March 12 (Reuters) - Artificial technology company

OpenAI has expanded its stable of federal lobbyists, retaining

former Republican U.S. Sen. Norm Coleman to advocate on research

and development issues for the Microsoft ( MSFT )-backed startup.

Coleman's law firm Hogan Lovells disclosed the hire in a

U.S. lobbying registration filing last week, showing San

Francisco-based OpenAI retained the former Minnesota lawmaker in

January.

OpenAI, which owns the chatbot ChatGPT and has become the

face of generative AI, is embroiled in myriad legal fights,

including copyright infringement claims from authors and others.

It has denied any intellectual property violations.

Billionaire entrepreneur and OpenAI co-founder Elon Musk is

also suing the company in San Francisco court, accusing it of

straying from its nonprofit mission to develop AI that helps

humanity.

OpenAI and its two other co-founders, including Sam Altman,

have called the lawsuit "convoluted" and "incoherent."

OpenAI and Coleman, a senior counsel at 2,600-lawyer Hogan

Lovells, on Tuesday did not immediately respond to requests for

comment.

(Provided records)
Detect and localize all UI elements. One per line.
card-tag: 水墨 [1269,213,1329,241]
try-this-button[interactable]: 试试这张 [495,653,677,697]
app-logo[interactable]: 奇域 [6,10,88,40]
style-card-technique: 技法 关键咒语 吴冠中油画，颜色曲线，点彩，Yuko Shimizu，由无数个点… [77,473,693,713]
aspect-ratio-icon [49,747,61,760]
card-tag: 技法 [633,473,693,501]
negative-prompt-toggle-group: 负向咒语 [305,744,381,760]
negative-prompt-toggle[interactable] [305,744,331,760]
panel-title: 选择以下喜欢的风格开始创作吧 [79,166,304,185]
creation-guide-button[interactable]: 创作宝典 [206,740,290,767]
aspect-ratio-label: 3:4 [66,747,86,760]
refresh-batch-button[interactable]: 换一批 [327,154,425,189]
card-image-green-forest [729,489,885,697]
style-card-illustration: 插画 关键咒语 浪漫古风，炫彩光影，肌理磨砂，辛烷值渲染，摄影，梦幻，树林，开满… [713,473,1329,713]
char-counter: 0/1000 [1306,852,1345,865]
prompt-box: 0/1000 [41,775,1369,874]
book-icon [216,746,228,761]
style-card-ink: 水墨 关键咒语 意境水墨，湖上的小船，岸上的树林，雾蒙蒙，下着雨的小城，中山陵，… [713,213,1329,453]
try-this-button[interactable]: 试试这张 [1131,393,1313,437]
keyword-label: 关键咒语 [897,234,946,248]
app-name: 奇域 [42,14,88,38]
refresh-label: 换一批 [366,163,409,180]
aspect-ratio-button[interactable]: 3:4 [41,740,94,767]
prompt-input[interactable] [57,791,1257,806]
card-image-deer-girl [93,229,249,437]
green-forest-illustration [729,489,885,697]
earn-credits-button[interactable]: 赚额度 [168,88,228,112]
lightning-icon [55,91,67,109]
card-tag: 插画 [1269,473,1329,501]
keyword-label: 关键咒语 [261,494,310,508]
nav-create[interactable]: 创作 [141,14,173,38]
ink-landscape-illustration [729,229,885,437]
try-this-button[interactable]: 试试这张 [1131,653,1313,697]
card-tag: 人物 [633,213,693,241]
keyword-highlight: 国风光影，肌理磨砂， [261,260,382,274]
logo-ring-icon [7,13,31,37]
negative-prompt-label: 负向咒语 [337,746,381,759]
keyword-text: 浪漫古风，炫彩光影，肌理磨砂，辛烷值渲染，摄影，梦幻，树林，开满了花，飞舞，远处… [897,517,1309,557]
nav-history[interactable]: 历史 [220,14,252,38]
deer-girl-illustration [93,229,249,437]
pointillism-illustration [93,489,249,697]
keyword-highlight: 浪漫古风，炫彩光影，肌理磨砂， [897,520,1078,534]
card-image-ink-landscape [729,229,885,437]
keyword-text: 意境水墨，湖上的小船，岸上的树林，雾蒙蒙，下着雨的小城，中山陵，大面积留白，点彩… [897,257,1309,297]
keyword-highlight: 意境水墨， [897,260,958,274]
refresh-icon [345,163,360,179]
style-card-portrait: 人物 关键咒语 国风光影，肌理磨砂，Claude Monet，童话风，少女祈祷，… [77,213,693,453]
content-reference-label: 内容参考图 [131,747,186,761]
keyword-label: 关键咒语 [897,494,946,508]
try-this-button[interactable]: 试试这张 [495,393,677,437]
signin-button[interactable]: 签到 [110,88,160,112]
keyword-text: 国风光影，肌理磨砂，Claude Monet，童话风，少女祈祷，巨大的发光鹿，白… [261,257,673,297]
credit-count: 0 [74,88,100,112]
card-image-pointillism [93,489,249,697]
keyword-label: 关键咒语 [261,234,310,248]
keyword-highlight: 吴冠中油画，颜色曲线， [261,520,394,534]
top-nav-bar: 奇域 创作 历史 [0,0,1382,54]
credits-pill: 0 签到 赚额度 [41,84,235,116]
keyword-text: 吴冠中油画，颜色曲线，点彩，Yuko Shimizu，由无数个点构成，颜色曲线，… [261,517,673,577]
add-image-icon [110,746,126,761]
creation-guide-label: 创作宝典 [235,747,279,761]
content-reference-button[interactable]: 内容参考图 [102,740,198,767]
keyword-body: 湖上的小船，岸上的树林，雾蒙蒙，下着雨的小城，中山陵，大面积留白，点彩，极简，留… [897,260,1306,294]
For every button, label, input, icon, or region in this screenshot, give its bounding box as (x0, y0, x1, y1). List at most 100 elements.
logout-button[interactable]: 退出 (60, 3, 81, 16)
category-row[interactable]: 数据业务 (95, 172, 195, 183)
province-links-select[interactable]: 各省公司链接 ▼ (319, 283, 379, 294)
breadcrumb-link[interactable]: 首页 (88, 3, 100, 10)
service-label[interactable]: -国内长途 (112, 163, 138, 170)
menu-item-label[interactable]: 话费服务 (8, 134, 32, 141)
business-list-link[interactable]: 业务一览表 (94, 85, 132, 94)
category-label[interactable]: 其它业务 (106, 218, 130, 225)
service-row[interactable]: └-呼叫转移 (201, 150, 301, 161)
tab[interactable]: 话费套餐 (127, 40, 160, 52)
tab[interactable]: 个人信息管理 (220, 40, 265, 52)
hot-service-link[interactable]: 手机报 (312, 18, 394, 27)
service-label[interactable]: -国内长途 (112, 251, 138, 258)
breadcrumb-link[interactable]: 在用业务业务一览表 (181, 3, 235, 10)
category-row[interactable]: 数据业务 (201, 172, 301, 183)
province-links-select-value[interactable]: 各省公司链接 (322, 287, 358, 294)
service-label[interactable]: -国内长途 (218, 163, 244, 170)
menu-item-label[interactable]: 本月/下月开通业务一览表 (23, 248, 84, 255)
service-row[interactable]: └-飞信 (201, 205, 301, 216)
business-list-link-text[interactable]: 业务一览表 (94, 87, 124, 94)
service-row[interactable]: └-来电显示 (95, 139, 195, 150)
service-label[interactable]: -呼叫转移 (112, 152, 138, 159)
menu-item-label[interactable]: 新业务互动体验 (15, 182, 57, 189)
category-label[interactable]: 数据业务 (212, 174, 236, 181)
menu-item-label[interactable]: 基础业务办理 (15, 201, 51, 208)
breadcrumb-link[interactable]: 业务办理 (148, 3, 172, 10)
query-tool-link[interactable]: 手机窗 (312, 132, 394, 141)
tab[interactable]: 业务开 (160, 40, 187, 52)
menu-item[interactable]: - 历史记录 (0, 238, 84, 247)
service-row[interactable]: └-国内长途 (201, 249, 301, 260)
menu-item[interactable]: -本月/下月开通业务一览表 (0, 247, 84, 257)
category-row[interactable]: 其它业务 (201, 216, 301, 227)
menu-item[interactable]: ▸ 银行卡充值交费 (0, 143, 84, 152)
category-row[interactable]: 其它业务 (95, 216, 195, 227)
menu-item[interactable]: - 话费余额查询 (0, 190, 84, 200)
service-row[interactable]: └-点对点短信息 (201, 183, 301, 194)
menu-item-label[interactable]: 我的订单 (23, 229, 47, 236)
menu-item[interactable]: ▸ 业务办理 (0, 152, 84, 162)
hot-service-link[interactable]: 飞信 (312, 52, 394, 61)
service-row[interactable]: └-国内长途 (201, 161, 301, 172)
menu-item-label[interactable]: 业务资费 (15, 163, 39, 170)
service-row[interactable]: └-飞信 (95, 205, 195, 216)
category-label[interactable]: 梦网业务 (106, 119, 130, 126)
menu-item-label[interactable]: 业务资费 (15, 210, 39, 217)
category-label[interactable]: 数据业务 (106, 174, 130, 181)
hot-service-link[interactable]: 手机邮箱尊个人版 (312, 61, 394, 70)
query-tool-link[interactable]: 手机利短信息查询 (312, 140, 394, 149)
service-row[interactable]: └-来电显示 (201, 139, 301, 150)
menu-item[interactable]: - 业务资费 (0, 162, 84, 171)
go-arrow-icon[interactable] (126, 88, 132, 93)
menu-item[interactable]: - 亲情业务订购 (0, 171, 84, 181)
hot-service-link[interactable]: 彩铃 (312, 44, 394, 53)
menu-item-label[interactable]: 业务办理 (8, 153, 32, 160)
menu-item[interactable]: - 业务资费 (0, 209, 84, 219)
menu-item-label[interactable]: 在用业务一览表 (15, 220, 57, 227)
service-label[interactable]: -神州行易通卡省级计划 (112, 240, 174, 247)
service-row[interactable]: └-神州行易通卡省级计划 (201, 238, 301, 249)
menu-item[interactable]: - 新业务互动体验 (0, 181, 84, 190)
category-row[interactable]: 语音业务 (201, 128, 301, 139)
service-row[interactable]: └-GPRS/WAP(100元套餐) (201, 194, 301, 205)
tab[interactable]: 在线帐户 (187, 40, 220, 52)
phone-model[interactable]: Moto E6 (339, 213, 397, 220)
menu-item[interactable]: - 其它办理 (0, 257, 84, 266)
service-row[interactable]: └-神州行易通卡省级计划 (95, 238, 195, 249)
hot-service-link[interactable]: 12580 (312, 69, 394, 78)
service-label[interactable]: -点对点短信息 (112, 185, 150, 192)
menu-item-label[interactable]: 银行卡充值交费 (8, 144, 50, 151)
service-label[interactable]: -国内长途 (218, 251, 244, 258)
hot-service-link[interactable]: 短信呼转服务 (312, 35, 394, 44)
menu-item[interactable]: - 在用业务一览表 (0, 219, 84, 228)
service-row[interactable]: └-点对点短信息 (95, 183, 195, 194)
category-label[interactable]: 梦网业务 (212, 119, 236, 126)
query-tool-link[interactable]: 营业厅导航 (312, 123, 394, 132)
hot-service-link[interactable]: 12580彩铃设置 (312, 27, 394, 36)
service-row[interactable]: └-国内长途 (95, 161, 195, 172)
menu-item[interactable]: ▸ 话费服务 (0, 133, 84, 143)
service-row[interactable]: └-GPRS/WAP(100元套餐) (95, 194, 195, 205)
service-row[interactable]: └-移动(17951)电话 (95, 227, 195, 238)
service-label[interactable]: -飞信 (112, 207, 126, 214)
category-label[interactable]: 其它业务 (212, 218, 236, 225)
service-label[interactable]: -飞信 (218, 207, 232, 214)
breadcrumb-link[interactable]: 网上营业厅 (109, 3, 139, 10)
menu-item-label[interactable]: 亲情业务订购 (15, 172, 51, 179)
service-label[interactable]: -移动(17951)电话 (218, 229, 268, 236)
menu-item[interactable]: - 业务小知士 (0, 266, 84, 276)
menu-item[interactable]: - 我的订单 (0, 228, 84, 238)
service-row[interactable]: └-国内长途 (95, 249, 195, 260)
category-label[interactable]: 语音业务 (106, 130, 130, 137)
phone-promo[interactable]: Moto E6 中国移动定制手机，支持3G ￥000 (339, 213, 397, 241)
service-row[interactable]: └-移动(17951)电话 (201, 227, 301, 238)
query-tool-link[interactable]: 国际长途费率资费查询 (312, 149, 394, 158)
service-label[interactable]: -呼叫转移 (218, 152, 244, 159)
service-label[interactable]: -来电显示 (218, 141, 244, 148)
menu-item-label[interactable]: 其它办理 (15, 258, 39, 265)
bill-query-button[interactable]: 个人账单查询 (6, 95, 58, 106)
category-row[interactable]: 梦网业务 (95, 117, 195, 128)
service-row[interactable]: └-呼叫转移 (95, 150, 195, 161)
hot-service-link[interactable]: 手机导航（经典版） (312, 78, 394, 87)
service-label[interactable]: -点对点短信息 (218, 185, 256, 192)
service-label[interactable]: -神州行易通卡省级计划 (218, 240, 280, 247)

(Work request 1) According to the Reuters article about OpenAI's lobbying hire, why is Elon Musk suing OpenAI? Answer in one to three sentences.
(Work request 2) Transcribe the Reuters article about OpenAI's lobbying hire, everything from "Coleman's law firm" down to "authors and others.".
(Work request 3) Write the next part of the Reuters article about OpenAI's lobbying hire, picking up after its last sentence.

(Answer 1) Musk accuses OpenAI of straying from its nonprofit mission to develop AI that helps humanity.

(Answer 2)
Coleman's law firm Hogan Lovells disclosed the hire in a

U.S. lobbying registration filing last week, showing San

Francisco-based OpenAI retained the former Minnesota lawmaker in

January.

OpenAI, which owns the chatbot ChatGPT and has become the

face of generative AI, is embroiled in myriad legal fights,

including copyright infringement claims from authors and others.

(Answer 3)
Other prominent law firms, including Akin Gump Strauss Hauer

& Feld and DLA Piper, have registered lobbyists for OpenAI.

OpenAI in November first registered an in-house lobbyist,

Chan Park, head of the company's U.S. and Canada policy and

partnerships team.

Park was formerly senior director of congressional affairs

at Microsoft ( MSFT ) before joining OpenAI last year. He did not

immediately respond to a request for comment on Tuesday about

the company's lobbying.

The company disclosed spending $260,000 on U.S. lobbying in

the fourth quarter on matters, including copyright and

journalism. OpenAI has projected a revenue surge in 2024.

Coleman served in the U.S. Senate from 2003 to 2009 and

joined Hogan Lovells in Washington, D.C., in 2011.

The ex-senator's other lobbying clients at the firm include

T-Mobile USA, United States Steel ( X ) and Xcel Energy ( XEL ).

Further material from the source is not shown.